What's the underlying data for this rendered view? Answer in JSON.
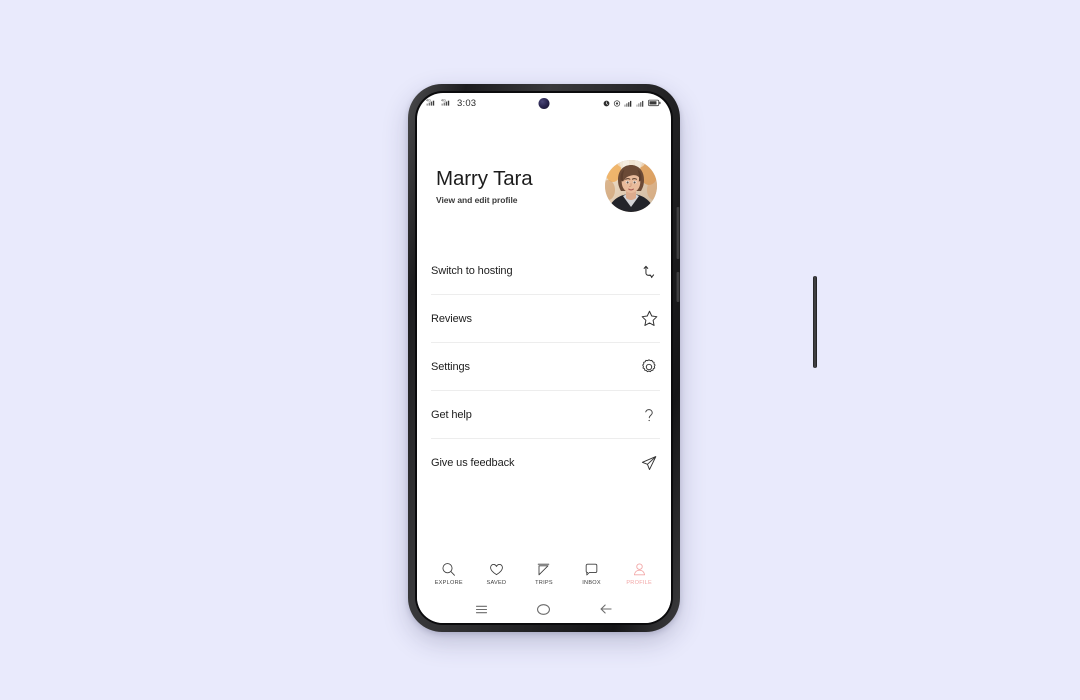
{
  "page": {
    "background_color": "#e9eafc",
    "device": "android-phone-mockup"
  },
  "status_bar": {
    "time": "3:03",
    "network_1": "4G",
    "network_2": "4G",
    "left_icons": [
      "signal-4g-icon",
      "signal-4g-icon"
    ],
    "right_icons": [
      "alarm-icon",
      "eye-icon",
      "signal-bars-icon",
      "signal-bars-icon",
      "battery-icon"
    ]
  },
  "profile": {
    "name": "Marry Tara",
    "subtitle": "View and edit profile",
    "avatar_alt": "user-profile-photo"
  },
  "menu": {
    "items": [
      {
        "label": "Switch to hosting",
        "icon": "swap-arrows-icon"
      },
      {
        "label": "Reviews",
        "icon": "star-outline-icon"
      },
      {
        "label": "Settings",
        "icon": "gear-icon"
      },
      {
        "label": "Get help",
        "icon": "question-mark-icon"
      },
      {
        "label": "Give us feedback",
        "icon": "paper-plane-icon"
      }
    ]
  },
  "tab_bar": {
    "active_index": 4,
    "active_color": "#f2a6a6",
    "inactive_color": "#3d3d3d",
    "tabs": [
      {
        "label": "EXPLORE",
        "icon": "search-icon"
      },
      {
        "label": "SAVED",
        "icon": "heart-icon"
      },
      {
        "label": "TRIPS",
        "icon": "pennant-flag-icon"
      },
      {
        "label": "INBOX",
        "icon": "speech-bubble-icon"
      },
      {
        "label": "PROFILE",
        "icon": "person-icon"
      }
    ]
  },
  "android_nav": {
    "buttons": [
      {
        "name": "recents",
        "icon": "hamburger-icon"
      },
      {
        "name": "home",
        "icon": "circle-icon"
      },
      {
        "name": "back",
        "icon": "arrow-left-icon"
      }
    ]
  }
}
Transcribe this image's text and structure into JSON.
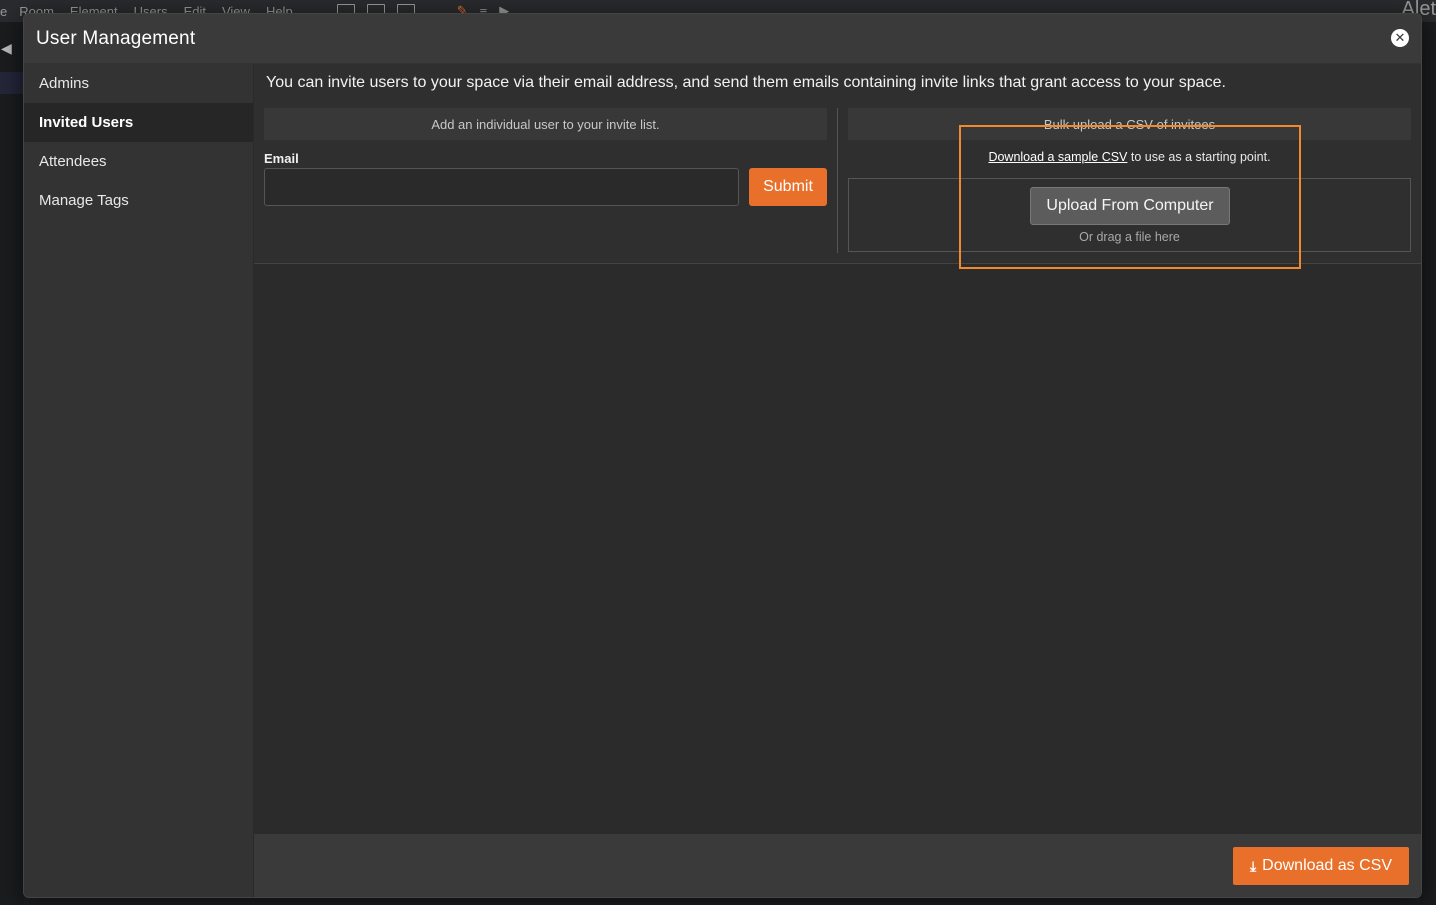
{
  "app": {
    "menu": [
      "e",
      "Room",
      "Element",
      "Users",
      "Edit",
      "View",
      "Help"
    ],
    "brand": "Alet"
  },
  "modal": {
    "title": "User Management",
    "close_icon": "close-icon"
  },
  "sidebar": {
    "items": [
      {
        "label": "Admins",
        "active": false
      },
      {
        "label": "Invited Users",
        "active": true
      },
      {
        "label": "Attendees",
        "active": false
      },
      {
        "label": "Manage Tags",
        "active": false
      }
    ]
  },
  "main": {
    "intro": "You can invite users to your space via their email address, and send them emails containing invite links that grant access to your space.",
    "individual": {
      "header": "Add an individual user to your invite list.",
      "email_label": "Email",
      "email_value": "",
      "submit_label": "Submit"
    },
    "bulk": {
      "header": "Bulk upload a CSV of invitees",
      "sample_link": "Download a sample CSV",
      "sample_suffix": "to use as a starting point.",
      "upload_label": "Upload From Computer",
      "drag_text": "Or drag a file here"
    }
  },
  "footer": {
    "download_label": "Download as CSV",
    "download_icon": "download-icon"
  },
  "colors": {
    "accent": "#e8702a",
    "highlight": "#f08a2c"
  }
}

──────

# Exercise details
Print out the whole of the material word for word, without pictures.

# Exercise output
What's the underlying data for this rendered view? Answer in JSON.
{
  "page": {
    "background_color": "#e9eafc",
    "device": "android-phone-mockup"
  },
  "status_bar": {
    "time": "3:03",
    "network_1": "4G",
    "network_2": "4G",
    "left_icons": [
      "signal-4g-icon",
      "signal-4g-icon"
    ],
    "right_icons": [
      "alarm-icon",
      "eye-icon",
      "signal-bars-icon",
      "signal-bars-icon",
      "battery-icon"
    ]
  },
  "profile": {
    "name": "Marry Tara",
    "subtitle": "View and edit profile",
    "avatar_alt": "user-profile-photo"
  },
  "menu": {
    "items": [
      {
        "label": "Switch to hosting",
        "icon": "swap-arrows-icon"
      },
      {
        "label": "Reviews",
        "icon": "star-outline-icon"
      },
      {
        "label": "Settings",
        "icon": "gear-icon"
      },
      {
        "label": "Get help",
        "icon": "question-mark-icon"
      },
      {
        "label": "Give us feedback",
        "icon": "paper-plane-icon"
      }
    ]
  },
  "tab_bar": {
    "active_index": 4,
    "active_color": "#f2a6a6",
    "inactive_color": "#3d3d3d",
    "tabs": [
      {
        "label": "EXPLORE",
        "icon": "search-icon"
      },
      {
        "label": "SAVED",
        "icon": "heart-icon"
      },
      {
        "label": "TRIPS",
        "icon": "pennant-flag-icon"
      },
      {
        "label": "INBOX",
        "icon": "speech-bubble-icon"
      },
      {
        "label": "PROFILE",
        "icon": "person-icon"
      }
    ]
  },
  "android_nav": {
    "buttons": [
      {
        "name": "recents",
        "icon": "hamburger-icon"
      },
      {
        "name": "home",
        "icon": "circle-icon"
      },
      {
        "name": "back",
        "icon": "arrow-left-icon"
      }
    ]
  }
}
Transcribe this image's text and structure into JSON.
{
  "app": {
    "menu": [
      "e",
      "Room",
      "Element",
      "Users",
      "Edit",
      "View",
      "Help"
    ],
    "brand": "Alet"
  },
  "modal": {
    "title": "User Management",
    "close_icon": "close-icon"
  },
  "sidebar": {
    "items": [
      {
        "label": "Admins",
        "active": false
      },
      {
        "label": "Invited Users",
        "active": true
      },
      {
        "label": "Attendees",
        "active": false
      },
      {
        "label": "Manage Tags",
        "active": false
      }
    ]
  },
  "main": {
    "intro": "You can invite users to your space via their email address, and send them emails containing invite links that grant access to your space.",
    "individual": {
      "header": "Add an individual user to your invite list.",
      "email_label": "Email",
      "email_value": "",
      "submit_label": "Submit"
    },
    "bulk": {
      "header": "Bulk upload a CSV of invitees",
      "sample_link": "Download a sample CSV",
      "sample_suffix": "to use as a starting point.",
      "upload_label": "Upload From Computer",
      "drag_text": "Or drag a file here"
    }
  },
  "footer": {
    "download_label": "Download as CSV",
    "download_icon": "download-icon"
  },
  "colors": {
    "accent": "#e8702a",
    "highlight": "#f08a2c"
  }
}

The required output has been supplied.